BEGIN

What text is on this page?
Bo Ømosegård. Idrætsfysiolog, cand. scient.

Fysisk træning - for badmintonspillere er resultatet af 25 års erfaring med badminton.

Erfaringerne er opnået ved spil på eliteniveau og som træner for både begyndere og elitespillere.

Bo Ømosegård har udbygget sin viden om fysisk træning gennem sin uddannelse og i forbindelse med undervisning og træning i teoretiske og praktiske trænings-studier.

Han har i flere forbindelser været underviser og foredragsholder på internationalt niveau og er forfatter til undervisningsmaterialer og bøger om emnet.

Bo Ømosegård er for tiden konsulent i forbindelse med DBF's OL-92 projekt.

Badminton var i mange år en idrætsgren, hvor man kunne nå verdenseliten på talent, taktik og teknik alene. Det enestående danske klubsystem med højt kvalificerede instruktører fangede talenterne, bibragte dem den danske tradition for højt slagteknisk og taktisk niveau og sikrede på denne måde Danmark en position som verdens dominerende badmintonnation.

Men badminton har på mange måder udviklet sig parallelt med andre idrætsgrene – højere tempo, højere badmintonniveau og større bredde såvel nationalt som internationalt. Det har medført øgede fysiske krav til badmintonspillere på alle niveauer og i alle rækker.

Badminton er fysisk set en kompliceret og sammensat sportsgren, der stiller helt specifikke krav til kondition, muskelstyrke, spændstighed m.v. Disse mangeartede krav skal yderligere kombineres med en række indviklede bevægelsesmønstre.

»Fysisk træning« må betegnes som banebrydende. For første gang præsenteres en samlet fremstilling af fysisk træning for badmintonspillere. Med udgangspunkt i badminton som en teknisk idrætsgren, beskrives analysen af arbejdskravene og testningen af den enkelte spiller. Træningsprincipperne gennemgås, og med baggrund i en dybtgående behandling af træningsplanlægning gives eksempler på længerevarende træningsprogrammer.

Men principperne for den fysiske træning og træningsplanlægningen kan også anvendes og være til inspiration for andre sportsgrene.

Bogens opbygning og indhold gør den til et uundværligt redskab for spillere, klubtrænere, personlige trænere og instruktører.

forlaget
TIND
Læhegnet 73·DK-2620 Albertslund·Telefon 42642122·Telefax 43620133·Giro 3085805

END
BEGIN

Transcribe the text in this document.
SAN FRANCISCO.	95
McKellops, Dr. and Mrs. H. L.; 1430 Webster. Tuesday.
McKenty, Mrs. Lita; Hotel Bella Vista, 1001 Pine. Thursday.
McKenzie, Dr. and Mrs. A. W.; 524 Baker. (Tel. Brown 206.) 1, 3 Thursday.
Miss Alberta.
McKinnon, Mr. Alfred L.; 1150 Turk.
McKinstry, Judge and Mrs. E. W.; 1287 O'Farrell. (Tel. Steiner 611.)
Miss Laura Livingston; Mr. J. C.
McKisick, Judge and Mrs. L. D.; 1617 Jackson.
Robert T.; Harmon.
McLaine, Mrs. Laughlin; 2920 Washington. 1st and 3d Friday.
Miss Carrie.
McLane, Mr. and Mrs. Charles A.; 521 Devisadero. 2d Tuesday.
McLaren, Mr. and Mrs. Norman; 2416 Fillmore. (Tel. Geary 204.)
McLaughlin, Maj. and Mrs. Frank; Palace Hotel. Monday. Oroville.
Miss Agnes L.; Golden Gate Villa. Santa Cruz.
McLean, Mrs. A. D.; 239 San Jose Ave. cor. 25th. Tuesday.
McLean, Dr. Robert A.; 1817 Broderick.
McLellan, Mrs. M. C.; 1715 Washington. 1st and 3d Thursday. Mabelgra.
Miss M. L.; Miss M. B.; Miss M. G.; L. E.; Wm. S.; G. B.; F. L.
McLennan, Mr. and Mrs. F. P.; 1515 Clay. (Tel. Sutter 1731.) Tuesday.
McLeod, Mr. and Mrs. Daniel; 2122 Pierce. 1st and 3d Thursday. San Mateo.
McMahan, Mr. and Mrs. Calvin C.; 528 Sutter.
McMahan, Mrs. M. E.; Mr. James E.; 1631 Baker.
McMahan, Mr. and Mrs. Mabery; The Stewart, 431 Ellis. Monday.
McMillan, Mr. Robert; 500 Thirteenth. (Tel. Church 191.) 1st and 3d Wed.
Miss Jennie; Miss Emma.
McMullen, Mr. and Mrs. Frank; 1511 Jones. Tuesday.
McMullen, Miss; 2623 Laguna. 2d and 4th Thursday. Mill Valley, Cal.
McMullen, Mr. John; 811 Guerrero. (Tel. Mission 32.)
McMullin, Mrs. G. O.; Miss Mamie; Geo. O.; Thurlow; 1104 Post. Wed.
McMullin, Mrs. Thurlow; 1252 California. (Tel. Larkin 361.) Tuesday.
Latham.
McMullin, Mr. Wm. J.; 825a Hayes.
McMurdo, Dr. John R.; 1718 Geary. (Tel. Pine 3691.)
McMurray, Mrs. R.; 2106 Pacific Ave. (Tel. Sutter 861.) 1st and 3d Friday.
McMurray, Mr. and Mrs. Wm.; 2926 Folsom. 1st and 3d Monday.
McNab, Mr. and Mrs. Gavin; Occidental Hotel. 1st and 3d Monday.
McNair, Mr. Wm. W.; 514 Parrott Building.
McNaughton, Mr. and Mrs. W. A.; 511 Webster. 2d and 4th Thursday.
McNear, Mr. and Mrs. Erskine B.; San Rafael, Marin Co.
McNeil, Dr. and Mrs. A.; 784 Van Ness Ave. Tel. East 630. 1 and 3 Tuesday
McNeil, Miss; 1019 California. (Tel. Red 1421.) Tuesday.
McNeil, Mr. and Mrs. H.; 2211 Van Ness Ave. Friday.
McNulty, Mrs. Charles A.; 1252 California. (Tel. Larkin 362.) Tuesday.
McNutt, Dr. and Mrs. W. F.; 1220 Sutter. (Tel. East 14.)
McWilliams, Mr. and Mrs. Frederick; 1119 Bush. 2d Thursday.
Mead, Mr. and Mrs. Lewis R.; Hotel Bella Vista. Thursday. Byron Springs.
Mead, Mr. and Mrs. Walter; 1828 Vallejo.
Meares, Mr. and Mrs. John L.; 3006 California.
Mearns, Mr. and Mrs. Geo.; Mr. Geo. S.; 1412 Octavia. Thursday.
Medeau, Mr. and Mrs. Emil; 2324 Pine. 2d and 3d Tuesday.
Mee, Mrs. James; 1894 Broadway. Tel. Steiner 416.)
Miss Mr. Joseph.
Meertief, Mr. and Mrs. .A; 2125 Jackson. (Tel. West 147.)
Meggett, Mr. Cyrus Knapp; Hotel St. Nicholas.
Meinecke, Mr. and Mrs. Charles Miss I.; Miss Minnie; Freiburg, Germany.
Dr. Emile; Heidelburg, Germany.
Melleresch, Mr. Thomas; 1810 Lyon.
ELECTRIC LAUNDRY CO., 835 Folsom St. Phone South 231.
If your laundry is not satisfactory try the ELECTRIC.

END

• Problem statement: Every line above that contains the word "Judge" should be reported.

• Solution to this task:
McKinstry, Judge and Mrs. E. W.; 1287 O'Farrell. (Tel. Steiner 611.)
McKisick, Judge and Mrs. L. D.; 1617 Jackson.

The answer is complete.